| SET EXERCISE |
Copy everything in the listing below, from its first line down to the line containing "library-search[interactable]: Search all", including that line.

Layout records
* begin *

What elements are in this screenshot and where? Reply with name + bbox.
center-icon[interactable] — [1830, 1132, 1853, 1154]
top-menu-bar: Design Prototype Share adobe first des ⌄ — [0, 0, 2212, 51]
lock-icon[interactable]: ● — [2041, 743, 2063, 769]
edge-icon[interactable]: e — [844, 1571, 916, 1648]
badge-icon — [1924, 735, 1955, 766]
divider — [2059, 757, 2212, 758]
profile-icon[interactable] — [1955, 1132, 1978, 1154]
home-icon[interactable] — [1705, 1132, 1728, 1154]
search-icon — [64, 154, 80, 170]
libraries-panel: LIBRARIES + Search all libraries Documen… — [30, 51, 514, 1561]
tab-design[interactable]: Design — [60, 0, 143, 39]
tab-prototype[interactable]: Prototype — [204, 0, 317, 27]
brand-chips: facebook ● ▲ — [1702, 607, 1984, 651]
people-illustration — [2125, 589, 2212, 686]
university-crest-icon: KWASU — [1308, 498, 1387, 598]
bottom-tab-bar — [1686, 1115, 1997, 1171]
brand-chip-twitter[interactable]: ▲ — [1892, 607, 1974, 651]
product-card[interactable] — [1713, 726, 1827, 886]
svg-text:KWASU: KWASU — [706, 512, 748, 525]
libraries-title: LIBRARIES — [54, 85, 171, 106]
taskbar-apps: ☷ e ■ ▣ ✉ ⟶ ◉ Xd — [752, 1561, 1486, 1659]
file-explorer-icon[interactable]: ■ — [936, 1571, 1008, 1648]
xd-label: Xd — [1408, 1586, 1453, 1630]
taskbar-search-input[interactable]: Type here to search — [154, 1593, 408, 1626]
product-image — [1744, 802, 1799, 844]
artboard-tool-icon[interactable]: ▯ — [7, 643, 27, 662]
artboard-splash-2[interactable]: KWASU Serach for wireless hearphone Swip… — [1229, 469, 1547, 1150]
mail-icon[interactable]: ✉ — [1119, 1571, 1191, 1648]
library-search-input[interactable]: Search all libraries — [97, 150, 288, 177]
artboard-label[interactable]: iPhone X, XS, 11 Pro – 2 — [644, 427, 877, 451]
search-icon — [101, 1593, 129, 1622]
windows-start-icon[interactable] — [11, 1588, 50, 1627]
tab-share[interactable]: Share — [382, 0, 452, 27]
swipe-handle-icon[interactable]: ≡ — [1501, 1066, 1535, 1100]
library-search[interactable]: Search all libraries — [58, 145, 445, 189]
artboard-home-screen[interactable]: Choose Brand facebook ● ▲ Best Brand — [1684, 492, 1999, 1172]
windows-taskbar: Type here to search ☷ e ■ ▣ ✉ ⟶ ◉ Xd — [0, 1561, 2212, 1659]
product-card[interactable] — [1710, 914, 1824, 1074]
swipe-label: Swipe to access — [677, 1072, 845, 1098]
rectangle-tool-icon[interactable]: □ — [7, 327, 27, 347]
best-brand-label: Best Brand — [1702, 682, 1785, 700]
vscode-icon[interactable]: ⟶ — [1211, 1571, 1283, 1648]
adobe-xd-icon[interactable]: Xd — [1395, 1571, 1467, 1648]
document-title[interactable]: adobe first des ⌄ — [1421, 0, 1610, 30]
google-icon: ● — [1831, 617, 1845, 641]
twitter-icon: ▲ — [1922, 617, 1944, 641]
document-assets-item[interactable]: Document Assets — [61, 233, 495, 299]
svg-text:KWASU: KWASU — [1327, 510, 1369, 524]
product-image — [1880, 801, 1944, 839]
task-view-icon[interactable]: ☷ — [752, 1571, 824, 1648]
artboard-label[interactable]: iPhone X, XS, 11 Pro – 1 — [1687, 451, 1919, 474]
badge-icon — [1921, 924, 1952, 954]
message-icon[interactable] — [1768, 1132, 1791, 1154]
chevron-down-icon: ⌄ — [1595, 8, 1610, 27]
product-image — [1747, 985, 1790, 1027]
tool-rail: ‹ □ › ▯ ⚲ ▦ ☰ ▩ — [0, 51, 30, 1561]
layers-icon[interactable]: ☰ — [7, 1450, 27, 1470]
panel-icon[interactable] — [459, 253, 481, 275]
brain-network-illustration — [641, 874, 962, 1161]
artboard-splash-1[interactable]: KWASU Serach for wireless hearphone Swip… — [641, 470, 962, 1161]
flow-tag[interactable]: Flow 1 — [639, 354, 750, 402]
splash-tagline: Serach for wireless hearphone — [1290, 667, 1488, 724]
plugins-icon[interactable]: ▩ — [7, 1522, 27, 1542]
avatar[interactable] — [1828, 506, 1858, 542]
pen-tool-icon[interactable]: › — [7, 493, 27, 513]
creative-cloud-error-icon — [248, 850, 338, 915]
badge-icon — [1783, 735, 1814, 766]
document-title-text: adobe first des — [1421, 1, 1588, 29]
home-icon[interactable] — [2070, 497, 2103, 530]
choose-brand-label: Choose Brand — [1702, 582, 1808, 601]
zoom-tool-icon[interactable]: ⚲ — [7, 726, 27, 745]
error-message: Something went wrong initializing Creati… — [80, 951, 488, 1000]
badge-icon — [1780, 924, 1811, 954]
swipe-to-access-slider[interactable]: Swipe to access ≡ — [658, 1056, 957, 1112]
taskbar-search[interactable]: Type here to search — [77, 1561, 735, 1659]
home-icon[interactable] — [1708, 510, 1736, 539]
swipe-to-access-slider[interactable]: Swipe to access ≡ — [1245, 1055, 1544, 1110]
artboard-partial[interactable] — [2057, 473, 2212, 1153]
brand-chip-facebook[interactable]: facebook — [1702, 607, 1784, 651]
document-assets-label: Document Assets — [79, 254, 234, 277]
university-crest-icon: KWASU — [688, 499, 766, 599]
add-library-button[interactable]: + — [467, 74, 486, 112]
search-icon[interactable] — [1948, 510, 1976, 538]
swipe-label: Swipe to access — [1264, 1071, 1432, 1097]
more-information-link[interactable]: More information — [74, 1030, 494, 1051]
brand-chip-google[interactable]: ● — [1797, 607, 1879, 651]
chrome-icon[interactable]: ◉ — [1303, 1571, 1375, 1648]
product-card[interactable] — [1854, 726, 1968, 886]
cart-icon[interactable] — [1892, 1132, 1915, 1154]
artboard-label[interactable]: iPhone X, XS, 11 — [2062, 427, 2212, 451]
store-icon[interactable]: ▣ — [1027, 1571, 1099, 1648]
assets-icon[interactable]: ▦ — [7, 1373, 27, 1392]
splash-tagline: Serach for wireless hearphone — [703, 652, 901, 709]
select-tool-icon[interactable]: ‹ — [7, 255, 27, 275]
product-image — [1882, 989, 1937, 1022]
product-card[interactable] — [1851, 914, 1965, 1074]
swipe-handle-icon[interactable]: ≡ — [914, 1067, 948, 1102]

* end *

| THE REPLY |
What elements are in this screenshot and where? Reply with name + bbox.
center-icon[interactable] — [1830, 1132, 1853, 1154]
top-menu-bar: Design Prototype Share adobe first des ⌄ — [0, 0, 2212, 51]
lock-icon[interactable]: ● — [2041, 743, 2063, 769]
edge-icon[interactable]: e — [844, 1571, 916, 1648]
badge-icon — [1924, 735, 1955, 766]
divider — [2059, 757, 2212, 758]
profile-icon[interactable] — [1955, 1132, 1978, 1154]
home-icon[interactable] — [1705, 1132, 1728, 1154]
search-icon — [64, 154, 80, 170]
libraries-panel: LIBRARIES + Search all libraries Documen… — [30, 51, 514, 1561]
tab-design[interactable]: Design — [60, 0, 143, 39]
tab-prototype[interactable]: Prototype — [204, 0, 317, 27]
brand-chips: facebook ● ▲ — [1702, 607, 1984, 651]
people-illustration — [2125, 589, 2212, 686]
university-crest-icon: KWASU — [1308, 498, 1387, 598]
bottom-tab-bar — [1686, 1115, 1997, 1171]
brand-chip-twitter[interactable]: ▲ — [1892, 607, 1974, 651]
product-card[interactable] — [1713, 726, 1827, 886]
svg-text:KWASU: KWASU — [706, 512, 748, 525]
libraries-title: LIBRARIES — [54, 85, 171, 106]
taskbar-apps: ☷ e ■ ▣ ✉ ⟶ ◉ Xd — [752, 1561, 1486, 1659]
file-explorer-icon[interactable]: ■ — [936, 1571, 1008, 1648]
xd-label: Xd — [1408, 1586, 1453, 1630]
taskbar-search-input[interactable]: Type here to search — [154, 1593, 408, 1626]
product-image — [1744, 802, 1799, 844]
artboard-tool-icon[interactable]: ▯ — [7, 643, 27, 662]
artboard-splash-2[interactable]: KWASU Serach for wireless hearphone Swip… — [1229, 469, 1547, 1150]
mail-icon[interactable]: ✉ — [1119, 1571, 1191, 1648]
library-search-input[interactable]: Search all libraries — [97, 150, 288, 177]
artboard-label[interactable]: iPhone X, XS, 11 Pro – 2 — [644, 427, 877, 451]
search-icon — [101, 1593, 129, 1622]
windows-start-icon[interactable] — [11, 1588, 50, 1627]
tab-share[interactable]: Share — [382, 0, 452, 27]
swipe-handle-icon[interactable]: ≡ — [1501, 1066, 1535, 1100]
library-search[interactable]: Search all libraries — [58, 145, 445, 189]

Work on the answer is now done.